-- ENTRIES PROVIDED follows --
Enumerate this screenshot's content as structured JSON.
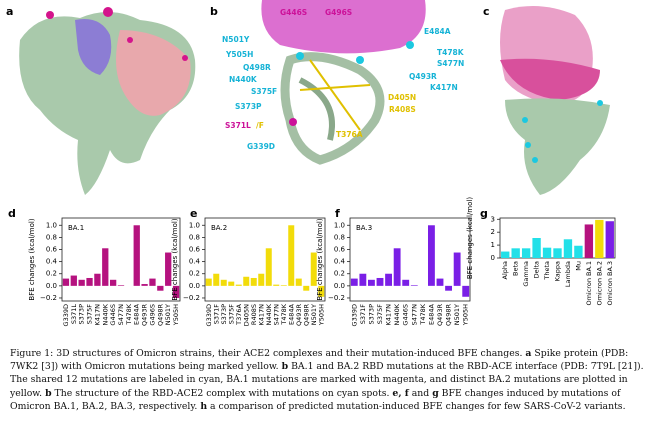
{
  "panels": {
    "a": {
      "letter": "a"
    },
    "b": {
      "letter": "b",
      "labels": [
        {
          "text": "G446S",
          "color": "#cc1199"
        },
        {
          "text": "G496S",
          "color": "#cc1199"
        },
        {
          "text": "N501Y",
          "color": "#16b3d6"
        },
        {
          "text": "E484A",
          "color": "#16b3d6"
        },
        {
          "text": "Y505H",
          "color": "#16b3d6"
        },
        {
          "text": "T478K",
          "color": "#16b3d6"
        },
        {
          "text": "S477N",
          "color": "#16b3d6"
        },
        {
          "text": "Q498R",
          "color": "#16b3d6"
        },
        {
          "text": "Q493R",
          "color": "#16b3d6"
        },
        {
          "text": "N440K",
          "color": "#16b3d6"
        },
        {
          "text": "K417N",
          "color": "#16b3d6"
        },
        {
          "text": "S375F",
          "color": "#16b3d6"
        },
        {
          "text": "D405N",
          "color": "#e0c000"
        },
        {
          "text": "R408S",
          "color": "#e0c000"
        },
        {
          "text": "S373P",
          "color": "#16b3d6"
        },
        {
          "text": "S371L",
          "color": "#cc1199"
        },
        {
          "text": "/F",
          "color": "#e0c000"
        },
        {
          "text": "T376A",
          "color": "#e0c000"
        },
        {
          "text": "G339D",
          "color": "#16b3d6"
        }
      ]
    },
    "c": {
      "letter": "c"
    }
  },
  "chart_data": [
    {
      "type": "bar",
      "panel": "d",
      "title": "BA.1",
      "y_label": "BFE changes (kcal/mol)",
      "categories": [
        "G339D",
        "S371L",
        "S373P",
        "S375F",
        "K417N",
        "N440K",
        "G446S",
        "S477N",
        "T478K",
        "E484A",
        "Q493R",
        "G496S",
        "Q498R",
        "N501Y",
        "Y505H"
      ],
      "values": [
        0.12,
        0.17,
        0.1,
        0.13,
        0.2,
        0.62,
        0.1,
        0.01,
        0.0,
        1.0,
        0.03,
        0.12,
        -0.08,
        0.55,
        -0.2
      ],
      "color": "#b5127f",
      "ylim": [
        -0.25,
        1.12
      ],
      "yticks": [
        {
          "value": -0.2,
          "label": "−0.2"
        },
        {
          "value": 0,
          "label": "0.0"
        },
        {
          "value": 0.2,
          "label": "0.2"
        },
        {
          "value": 0.4,
          "label": "0.4"
        },
        {
          "value": 0.6,
          "label": "0.6"
        },
        {
          "value": 0.8,
          "label": "0.8"
        },
        {
          "value": 1,
          "label": "1.0"
        }
      ]
    },
    {
      "type": "bar",
      "panel": "e",
      "title": "BA.2",
      "y_label": "BFE changes (kcal/mol)",
      "categories": [
        "G339D",
        "S371F",
        "S373P",
        "S375F",
        "T376A",
        "D405N",
        "R408S",
        "K417N",
        "N440K",
        "S477N",
        "T478K",
        "E484A",
        "Q493R",
        "Q498R",
        "N501Y",
        "Y505H"
      ],
      "values": [
        0.12,
        0.2,
        0.1,
        0.07,
        0.02,
        0.15,
        0.13,
        0.2,
        0.62,
        0.02,
        0.01,
        1.0,
        0.12,
        -0.08,
        0.55,
        -0.18
      ],
      "color": "#f2dc0a",
      "ylim": [
        -0.25,
        1.12
      ],
      "yticks": [
        {
          "value": -0.2,
          "label": "−0.2"
        },
        {
          "value": 0,
          "label": "0.0"
        },
        {
          "value": 0.2,
          "label": "0.2"
        },
        {
          "value": 0.4,
          "label": "0.4"
        },
        {
          "value": 0.6,
          "label": "0.6"
        },
        {
          "value": 0.8,
          "label": "0.8"
        },
        {
          "value": 1,
          "label": "1.0"
        }
      ]
    },
    {
      "type": "bar",
      "panel": "f",
      "title": "BA.3",
      "y_label": "BFE changes (kcal/mol)",
      "categories": [
        "G339D",
        "S371F",
        "S373P",
        "S375F",
        "K417N",
        "N440K",
        "G446S",
        "S477N",
        "T478K",
        "E484A",
        "Q493R",
        "Q498R",
        "N501Y",
        "Y505H"
      ],
      "values": [
        0.12,
        0.2,
        0.1,
        0.13,
        0.2,
        0.62,
        0.1,
        0.01,
        0.0,
        1.0,
        0.12,
        -0.08,
        0.55,
        -0.18
      ],
      "color": "#7a1fe6",
      "ylim": [
        -0.25,
        1.12
      ],
      "yticks": [
        {
          "value": -0.2,
          "label": "−0.2"
        },
        {
          "value": 0,
          "label": "0.0"
        },
        {
          "value": 0.2,
          "label": "0.2"
        },
        {
          "value": 0.4,
          "label": "0.4"
        },
        {
          "value": 0.6,
          "label": "0.6"
        },
        {
          "value": 0.8,
          "label": "0.8"
        },
        {
          "value": 1,
          "label": "1.0"
        }
      ]
    },
    {
      "type": "bar",
      "panel": "g",
      "y_label": "BFE changes (kcal/mol)",
      "categories": [
        "Alpha",
        "Beta",
        "Gamma",
        "Delta",
        "Theta",
        "Kappa",
        "Lambda",
        "Mu",
        "Omicron BA.1",
        "Omicron BA.2",
        "Omicron BA.3"
      ],
      "values": [
        0.5,
        0.75,
        0.75,
        1.55,
        0.8,
        0.75,
        1.45,
        0.95,
        2.6,
        2.95,
        2.85
      ],
      "colors": [
        "#22e0e8",
        "#22e0e8",
        "#22e0e8",
        "#22e0e8",
        "#22e0e8",
        "#22e0e8",
        "#22e0e8",
        "#22e0e8",
        "#b5127f",
        "#f2dc0a",
        "#7a1fe6"
      ],
      "ylim": [
        0,
        3.1
      ],
      "yticks": [
        0,
        1,
        2,
        3
      ]
    }
  ],
  "caption": [
    {
      "text": "Figure 1: 3D structures of Omicron strains, their ACE2 complexes and their mutation-induced BFE changes. "
    },
    {
      "text": "a",
      "bold": true
    },
    {
      "text": " Spike protein (PDB: 7WK2 [3]) with Omicron mutations being marked yellow. "
    },
    {
      "text": "b",
      "bold": true
    },
    {
      "text": " BA.1 and BA.2 RBD mutations at the RBD-ACE interface (PDB: 7T9L [21]). The shared 12 mutations are labeled in cyan, BA.1 mutations are marked with magenta, and distinct BA.2 mutations are plotted in yellow. "
    },
    {
      "text": "b",
      "bold": true
    },
    {
      "text": " The structure of the RBD-ACE2 complex with mutations on cyan spots. "
    },
    {
      "text": "e, f",
      "bold": true
    },
    {
      "text": " and "
    },
    {
      "text": "g",
      "bold": true
    },
    {
      "text": " BFE changes induced by mutations of Omicron BA.1, BA.2, BA.3, respectively. "
    },
    {
      "text": "h",
      "bold": true
    },
    {
      "text": " a comparison of predicted mutation-induced BFE changes for few SARS-CoV-2 variants."
    }
  ]
}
-- ENTRIES PROVIDED concluded --
- **ASSIGNMENT**: Wherever a line of the data above contains "with", copy that line.

- **YOUR SOLUTION**:
      "text": " Spike protein (PDB: 7WK2 [3]) with Omicron mutations being marked yellow. "
      "text": " BA.1 and BA.2 RBD mutations at the RBD-ACE interface (PDB: 7T9L [21]). The shared 12 mutations are labeled in cyan, BA.1 mutations are marked with magenta, and distinct BA.2 mutations are plotted in yellow. "
      "text": " The structure of the RBD-ACE2 complex with mutations on cyan spots. "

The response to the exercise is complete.